SOURCE DATA =>
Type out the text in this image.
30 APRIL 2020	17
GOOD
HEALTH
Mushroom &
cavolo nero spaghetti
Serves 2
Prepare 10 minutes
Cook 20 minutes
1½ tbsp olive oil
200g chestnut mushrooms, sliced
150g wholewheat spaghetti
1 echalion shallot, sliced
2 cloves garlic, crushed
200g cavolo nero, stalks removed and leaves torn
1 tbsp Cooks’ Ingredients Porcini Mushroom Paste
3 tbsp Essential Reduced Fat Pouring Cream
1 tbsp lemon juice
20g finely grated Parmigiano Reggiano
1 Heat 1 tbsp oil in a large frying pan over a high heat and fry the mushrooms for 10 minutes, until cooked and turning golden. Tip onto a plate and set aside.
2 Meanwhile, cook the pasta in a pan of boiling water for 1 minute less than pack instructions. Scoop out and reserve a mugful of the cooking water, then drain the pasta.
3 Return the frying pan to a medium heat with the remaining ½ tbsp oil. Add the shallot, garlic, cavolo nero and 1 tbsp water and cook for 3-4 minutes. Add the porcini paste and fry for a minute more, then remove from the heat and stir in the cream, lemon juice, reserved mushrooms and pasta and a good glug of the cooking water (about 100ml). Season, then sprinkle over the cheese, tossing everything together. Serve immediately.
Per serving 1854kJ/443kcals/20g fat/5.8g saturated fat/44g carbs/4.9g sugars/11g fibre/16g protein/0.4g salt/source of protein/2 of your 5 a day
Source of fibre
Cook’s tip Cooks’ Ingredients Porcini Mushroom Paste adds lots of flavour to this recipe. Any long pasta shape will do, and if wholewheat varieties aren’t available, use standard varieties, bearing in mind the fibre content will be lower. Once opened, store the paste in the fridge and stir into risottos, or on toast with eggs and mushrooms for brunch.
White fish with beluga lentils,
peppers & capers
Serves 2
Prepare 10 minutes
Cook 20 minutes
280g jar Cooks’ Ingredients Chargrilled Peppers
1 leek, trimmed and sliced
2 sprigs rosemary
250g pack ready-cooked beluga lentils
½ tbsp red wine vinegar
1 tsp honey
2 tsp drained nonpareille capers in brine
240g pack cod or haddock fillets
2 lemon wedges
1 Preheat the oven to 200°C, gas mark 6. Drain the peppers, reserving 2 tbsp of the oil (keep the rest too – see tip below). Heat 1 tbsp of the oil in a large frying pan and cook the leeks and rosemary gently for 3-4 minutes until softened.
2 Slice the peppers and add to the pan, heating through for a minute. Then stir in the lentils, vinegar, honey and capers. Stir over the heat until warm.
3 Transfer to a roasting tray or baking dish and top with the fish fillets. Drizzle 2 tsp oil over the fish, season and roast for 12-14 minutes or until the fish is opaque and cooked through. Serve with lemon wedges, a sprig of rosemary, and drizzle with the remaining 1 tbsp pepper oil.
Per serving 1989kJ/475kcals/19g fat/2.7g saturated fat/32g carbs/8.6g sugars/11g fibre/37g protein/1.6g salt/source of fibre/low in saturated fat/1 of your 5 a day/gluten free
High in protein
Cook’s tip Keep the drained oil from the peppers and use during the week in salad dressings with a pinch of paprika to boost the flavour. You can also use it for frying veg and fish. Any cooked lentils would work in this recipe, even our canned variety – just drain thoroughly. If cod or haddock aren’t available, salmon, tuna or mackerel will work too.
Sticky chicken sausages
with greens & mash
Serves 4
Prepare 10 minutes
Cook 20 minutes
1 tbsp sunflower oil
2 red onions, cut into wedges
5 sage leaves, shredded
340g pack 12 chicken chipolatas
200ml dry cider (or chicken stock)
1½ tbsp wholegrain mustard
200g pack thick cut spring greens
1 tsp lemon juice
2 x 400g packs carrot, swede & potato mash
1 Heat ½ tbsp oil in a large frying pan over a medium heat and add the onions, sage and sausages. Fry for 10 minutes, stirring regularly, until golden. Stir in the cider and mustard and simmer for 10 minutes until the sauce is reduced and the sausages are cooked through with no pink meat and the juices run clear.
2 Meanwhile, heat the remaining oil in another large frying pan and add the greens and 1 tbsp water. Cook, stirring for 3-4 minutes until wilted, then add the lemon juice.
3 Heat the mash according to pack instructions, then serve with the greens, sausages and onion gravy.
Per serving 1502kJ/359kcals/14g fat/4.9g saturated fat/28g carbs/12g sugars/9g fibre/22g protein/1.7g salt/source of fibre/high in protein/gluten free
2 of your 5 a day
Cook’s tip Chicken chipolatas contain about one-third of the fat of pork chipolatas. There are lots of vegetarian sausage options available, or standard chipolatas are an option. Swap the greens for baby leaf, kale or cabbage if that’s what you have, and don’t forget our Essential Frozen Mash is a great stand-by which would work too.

YOUR TASK => Restate the full material word for word.

ANSWER SPACE =>
Type out the text in this image.
30 APRIL 2020	17
GOOD
HEALTH
Mushroom &
cavolo nero spaghetti
Serves 2
Prepare 10 minutes
Cook 20 minutes
1½ tbsp olive oil
200g chestnut mushrooms, sliced
150g wholewheat spaghetti
1 echalion shallot, sliced
2 cloves garlic, crushed
200g cavolo nero, stalks removed and leaves torn
1 tbsp Cooks’ Ingredients Porcini Mushroom Paste
3 tbsp Essential Reduced Fat Pouring Cream
1 tbsp lemon juice
20g finely grated Parmigiano Reggiano
1 Heat 1 tbsp oil in a large frying pan over a high heat and fry the mushrooms for 10 minutes, until cooked and turning golden. Tip onto a plate and set aside.
2 Meanwhile, cook the pasta in a pan of boiling water for 1 minute less than pack instructions. Scoop out and reserve a mugful of the cooking water, then drain the pasta.
3 Return the frying pan to a medium heat with the remaining ½ tbsp oil. Add the shallot, garlic, cavolo nero and 1 tbsp water and cook for 3-4 minutes. Add the porcini paste and fry for a minute more, then remove from the heat and stir in the cream, lemon juice, reserved mushrooms and pasta and a good glug of the cooking water (about 100ml). Season, then sprinkle over the cheese, tossing everything together. Serve immediately.
Per serving 1854kJ/443kcals/20g fat/5.8g saturated fat/44g carbs/4.9g sugars/11g fibre/16g protein/0.4g salt/source of protein/2 of your 5 a day
Source of fibre
Cook’s tip Cooks’ Ingredients Porcini Mushroom Paste adds lots of flavour to this recipe. Any long pasta shape will do, and if wholewheat varieties aren’t available, use standard varieties, bearing in mind the fibre content will be lower. Once opened, store the paste in the fridge and stir into risottos, or on toast with eggs and mushrooms for brunch.
White fish with beluga lentils,
peppers & capers
Serves 2
Prepare 10 minutes
Cook 20 minutes
280g jar Cooks’ Ingredients Chargrilled Peppers
1 leek, trimmed and sliced
2 sprigs rosemary
250g pack ready-cooked beluga lentils
½ tbsp red wine vinegar
1 tsp honey
2 tsp drained nonpareille capers in brine
240g pack cod or haddock fillets
2 lemon wedges
1 Preheat the oven to 200°C, gas mark 6. Drain the peppers, reserving 2 tbsp of the oil (keep the rest too – see tip below). Heat 1 tbsp of the oil in a large frying pan and cook the leeks and rosemary gently for 3-4 minutes until softened.
2 Slice the peppers and add to the pan, heating through for a minute. Then stir in the lentils, vinegar, honey and capers. Stir over the heat until warm.
3 Transfer to a roasting tray or baking dish and top with the fish fillets. Drizzle 2 tsp oil over the fish, season and roast for 12-14 minutes or until the fish is opaque and cooked through. Serve with lemon wedges, a sprig of rosemary, and drizzle with the remaining 1 tbsp pepper oil.
Per serving 1989kJ/475kcals/19g fat/2.7g saturated fat/32g carbs/8.6g sugars/11g fibre/37g protein/1.6g salt/source of fibre/low in saturated fat/1 of your 5 a day/gluten free
High in protein
Cook’s tip Keep the drained oil from the peppers and use during the week in salad dressings with a pinch of paprika to boost the flavour. You can also use it for frying veg and fish. Any cooked lentils would work in this recipe, even our canned variety – just drain thoroughly. If cod or haddock aren’t available, salmon, tuna or mackerel will work too.
Sticky chicken sausages
with greens & mash
Serves 4
Prepare 10 minutes
Cook 20 minutes
1 tbsp sunflower oil
2 red onions, cut into wedges
5 sage leaves, shredded
340g pack 12 chicken chipolatas
200ml dry cider (or chicken stock)
1½ tbsp wholegrain mustard
200g pack thick cut spring greens
1 tsp lemon juice
2 x 400g packs carrot, swede & potato mash
1 Heat ½ tbsp oil in a large frying pan over a medium heat and add the onions, sage and sausages. Fry for 10 minutes, stirring regularly, until golden. Stir in the cider and mustard and simmer for 10 minutes until the sauce is reduced and the sausages are cooked through with no pink meat and the juices run clear.
2 Meanwhile, heat the remaining oil in another large frying pan and add the greens and 1 tbsp water. Cook, stirring for 3-4 minutes until wilted, then add the lemon juice.
3 Heat the mash according to pack instructions, then serve with the greens, sausages and onion gravy.
Per serving 1502kJ/359kcals/14g fat/4.9g saturated fat/28g carbs/12g sugars/9g fibre/22g protein/1.7g salt/source of fibre/high in protein/gluten free
2 of your 5 a day
Cook’s tip Chicken chipolatas contain about one-third of the fat of pork chipolatas. There are lots of vegetarian sausage options available, or standard chipolatas are an option. Swap the greens for baby leaf, kale or cabbage if that’s what you have, and don’t forget our Essential Frozen Mash is a great stand-by which would work too.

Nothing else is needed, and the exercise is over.